* Problem requirements
Copy every line of the following data that includes the string "representation".

### Entries provided

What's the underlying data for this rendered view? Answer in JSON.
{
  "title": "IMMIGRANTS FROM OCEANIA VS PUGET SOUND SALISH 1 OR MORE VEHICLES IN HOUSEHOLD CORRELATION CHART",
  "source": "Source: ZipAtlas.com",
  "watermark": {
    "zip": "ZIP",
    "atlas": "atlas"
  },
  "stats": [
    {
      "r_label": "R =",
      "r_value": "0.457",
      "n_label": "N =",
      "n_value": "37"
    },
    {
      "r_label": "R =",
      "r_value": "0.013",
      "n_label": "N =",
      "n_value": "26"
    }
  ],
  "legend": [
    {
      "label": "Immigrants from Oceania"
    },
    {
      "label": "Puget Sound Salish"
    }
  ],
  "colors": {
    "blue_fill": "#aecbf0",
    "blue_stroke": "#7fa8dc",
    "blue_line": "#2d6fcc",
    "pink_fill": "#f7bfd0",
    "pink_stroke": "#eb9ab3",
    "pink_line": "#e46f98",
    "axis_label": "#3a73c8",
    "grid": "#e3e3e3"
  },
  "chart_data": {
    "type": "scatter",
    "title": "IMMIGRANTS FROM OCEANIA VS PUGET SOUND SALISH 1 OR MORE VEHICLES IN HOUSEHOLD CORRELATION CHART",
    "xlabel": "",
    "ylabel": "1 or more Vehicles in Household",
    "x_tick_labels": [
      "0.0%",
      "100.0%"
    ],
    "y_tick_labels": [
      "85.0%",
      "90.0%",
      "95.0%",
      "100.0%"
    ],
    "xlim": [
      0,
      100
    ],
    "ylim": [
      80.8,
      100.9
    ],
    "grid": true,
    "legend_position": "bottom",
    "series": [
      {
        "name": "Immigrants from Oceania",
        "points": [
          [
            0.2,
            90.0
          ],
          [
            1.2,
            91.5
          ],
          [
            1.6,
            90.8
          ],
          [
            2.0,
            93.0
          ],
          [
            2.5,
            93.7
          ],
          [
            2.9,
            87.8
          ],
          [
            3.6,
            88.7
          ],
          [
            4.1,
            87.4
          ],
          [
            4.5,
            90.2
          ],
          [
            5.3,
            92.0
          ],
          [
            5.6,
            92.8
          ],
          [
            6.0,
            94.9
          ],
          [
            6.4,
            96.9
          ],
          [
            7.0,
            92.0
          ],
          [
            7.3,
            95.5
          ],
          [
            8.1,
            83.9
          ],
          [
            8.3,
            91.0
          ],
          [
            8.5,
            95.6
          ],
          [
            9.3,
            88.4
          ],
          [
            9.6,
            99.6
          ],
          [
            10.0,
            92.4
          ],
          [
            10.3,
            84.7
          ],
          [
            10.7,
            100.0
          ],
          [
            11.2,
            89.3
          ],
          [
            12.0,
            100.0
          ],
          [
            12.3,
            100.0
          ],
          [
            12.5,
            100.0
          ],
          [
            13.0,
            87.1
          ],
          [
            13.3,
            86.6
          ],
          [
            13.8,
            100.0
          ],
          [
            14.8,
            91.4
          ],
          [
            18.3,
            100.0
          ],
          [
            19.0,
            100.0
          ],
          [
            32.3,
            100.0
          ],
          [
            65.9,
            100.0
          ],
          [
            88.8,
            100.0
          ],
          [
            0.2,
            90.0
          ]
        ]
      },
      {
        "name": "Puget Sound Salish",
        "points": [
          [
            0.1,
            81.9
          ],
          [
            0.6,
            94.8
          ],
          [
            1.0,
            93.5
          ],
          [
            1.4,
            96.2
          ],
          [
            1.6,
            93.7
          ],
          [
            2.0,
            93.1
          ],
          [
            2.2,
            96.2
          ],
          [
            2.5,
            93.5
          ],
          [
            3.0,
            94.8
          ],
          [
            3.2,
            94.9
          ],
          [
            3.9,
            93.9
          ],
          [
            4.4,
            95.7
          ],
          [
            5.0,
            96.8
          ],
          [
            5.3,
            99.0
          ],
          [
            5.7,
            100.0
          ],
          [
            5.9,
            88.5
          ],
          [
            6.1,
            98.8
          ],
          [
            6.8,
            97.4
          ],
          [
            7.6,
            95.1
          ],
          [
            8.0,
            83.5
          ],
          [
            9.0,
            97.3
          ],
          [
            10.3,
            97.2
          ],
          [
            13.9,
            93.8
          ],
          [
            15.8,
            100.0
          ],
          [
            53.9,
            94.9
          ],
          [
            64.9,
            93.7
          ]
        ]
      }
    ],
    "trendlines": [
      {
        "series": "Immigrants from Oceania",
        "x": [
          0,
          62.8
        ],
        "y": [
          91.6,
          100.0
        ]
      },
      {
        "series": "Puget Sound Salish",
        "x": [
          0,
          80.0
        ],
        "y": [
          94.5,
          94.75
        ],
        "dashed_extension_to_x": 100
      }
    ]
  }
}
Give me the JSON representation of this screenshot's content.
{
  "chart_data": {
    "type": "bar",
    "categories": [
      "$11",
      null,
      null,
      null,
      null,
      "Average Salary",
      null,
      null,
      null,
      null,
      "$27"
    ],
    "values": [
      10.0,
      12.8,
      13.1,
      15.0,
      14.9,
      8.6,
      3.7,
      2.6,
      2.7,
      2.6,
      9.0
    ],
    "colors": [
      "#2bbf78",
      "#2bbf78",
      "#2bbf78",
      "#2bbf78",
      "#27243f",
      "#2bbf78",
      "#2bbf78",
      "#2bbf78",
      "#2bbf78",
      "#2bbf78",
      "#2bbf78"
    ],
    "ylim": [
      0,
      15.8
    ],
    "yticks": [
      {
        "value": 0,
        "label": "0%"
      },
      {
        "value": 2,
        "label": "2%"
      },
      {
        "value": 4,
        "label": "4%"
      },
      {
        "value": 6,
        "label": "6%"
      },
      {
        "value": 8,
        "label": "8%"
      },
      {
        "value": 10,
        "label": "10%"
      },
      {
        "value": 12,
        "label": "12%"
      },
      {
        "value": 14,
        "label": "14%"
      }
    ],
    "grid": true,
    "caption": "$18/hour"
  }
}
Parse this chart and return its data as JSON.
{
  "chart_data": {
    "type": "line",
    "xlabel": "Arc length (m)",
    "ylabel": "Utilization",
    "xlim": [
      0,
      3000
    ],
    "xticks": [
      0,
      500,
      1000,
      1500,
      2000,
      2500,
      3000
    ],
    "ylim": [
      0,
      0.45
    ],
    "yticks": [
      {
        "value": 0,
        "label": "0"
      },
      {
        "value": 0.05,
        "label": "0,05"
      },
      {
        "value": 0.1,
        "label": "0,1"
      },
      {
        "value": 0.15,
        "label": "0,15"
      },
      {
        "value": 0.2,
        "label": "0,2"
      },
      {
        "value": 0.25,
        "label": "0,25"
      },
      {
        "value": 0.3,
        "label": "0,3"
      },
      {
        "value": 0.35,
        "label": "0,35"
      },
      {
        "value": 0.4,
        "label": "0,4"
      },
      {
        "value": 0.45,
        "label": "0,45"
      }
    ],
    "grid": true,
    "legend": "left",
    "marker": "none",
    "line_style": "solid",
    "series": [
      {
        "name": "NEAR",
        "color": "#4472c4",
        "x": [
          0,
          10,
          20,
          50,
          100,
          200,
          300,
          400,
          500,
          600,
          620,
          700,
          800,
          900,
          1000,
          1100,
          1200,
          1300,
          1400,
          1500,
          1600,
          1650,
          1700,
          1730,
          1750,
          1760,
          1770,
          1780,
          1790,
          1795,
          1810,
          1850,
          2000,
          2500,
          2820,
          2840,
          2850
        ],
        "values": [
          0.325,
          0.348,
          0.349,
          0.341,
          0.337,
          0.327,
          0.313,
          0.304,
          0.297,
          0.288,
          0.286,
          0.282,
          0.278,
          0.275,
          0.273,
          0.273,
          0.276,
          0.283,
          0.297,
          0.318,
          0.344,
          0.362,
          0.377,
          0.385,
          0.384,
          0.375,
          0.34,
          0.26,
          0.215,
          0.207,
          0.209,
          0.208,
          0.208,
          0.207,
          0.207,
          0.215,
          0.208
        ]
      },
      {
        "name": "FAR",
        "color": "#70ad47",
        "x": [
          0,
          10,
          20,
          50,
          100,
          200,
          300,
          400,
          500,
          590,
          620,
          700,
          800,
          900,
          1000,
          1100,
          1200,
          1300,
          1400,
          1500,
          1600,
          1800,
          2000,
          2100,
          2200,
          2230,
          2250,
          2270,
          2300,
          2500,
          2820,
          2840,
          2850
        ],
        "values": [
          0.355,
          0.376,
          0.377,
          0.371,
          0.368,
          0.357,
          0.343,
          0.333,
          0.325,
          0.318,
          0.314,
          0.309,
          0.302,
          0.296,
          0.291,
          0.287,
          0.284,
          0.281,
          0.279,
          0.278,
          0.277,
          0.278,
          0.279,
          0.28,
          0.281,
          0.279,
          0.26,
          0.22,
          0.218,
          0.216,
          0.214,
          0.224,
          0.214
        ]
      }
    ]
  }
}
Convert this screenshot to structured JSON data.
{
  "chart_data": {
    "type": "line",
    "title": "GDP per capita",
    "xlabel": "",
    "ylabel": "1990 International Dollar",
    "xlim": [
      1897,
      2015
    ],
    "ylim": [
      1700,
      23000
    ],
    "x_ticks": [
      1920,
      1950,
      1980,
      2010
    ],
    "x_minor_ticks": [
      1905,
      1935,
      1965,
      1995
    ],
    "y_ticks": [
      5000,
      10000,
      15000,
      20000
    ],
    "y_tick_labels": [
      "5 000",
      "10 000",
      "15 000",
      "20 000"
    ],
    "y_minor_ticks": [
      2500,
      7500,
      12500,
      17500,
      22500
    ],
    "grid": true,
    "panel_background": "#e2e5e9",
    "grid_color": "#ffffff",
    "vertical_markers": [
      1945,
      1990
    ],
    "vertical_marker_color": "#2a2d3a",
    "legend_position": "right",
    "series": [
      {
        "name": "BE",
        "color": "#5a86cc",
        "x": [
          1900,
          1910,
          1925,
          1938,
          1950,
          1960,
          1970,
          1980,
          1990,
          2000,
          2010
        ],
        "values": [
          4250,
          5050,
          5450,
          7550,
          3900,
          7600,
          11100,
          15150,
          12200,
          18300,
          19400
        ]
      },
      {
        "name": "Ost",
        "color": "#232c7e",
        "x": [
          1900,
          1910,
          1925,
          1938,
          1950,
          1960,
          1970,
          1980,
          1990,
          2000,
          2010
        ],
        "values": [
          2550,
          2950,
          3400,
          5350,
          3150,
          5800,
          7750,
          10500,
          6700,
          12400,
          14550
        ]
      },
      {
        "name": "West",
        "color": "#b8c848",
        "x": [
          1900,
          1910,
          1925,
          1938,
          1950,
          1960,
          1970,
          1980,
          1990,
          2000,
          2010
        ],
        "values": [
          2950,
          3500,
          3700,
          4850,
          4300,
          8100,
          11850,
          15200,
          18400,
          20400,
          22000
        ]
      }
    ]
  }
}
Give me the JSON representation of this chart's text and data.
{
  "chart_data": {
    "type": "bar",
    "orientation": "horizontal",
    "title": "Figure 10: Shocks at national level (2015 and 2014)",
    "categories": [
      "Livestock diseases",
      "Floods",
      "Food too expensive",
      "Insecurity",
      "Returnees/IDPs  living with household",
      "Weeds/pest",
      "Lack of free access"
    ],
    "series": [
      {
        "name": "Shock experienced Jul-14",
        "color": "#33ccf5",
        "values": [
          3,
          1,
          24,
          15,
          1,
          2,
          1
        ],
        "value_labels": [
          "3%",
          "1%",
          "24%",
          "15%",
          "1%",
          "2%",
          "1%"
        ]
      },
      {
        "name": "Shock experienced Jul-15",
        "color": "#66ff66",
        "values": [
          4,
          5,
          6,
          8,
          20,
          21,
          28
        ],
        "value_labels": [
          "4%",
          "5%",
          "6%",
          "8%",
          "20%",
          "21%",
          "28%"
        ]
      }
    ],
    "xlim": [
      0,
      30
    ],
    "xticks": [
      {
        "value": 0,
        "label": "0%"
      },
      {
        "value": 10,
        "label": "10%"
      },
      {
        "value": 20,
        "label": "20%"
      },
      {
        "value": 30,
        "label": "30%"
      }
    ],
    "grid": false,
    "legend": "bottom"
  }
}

######

* Written reply
Give me the JSON representation of this screenshot's content.
Give me the JSON representation of this chart's text and data.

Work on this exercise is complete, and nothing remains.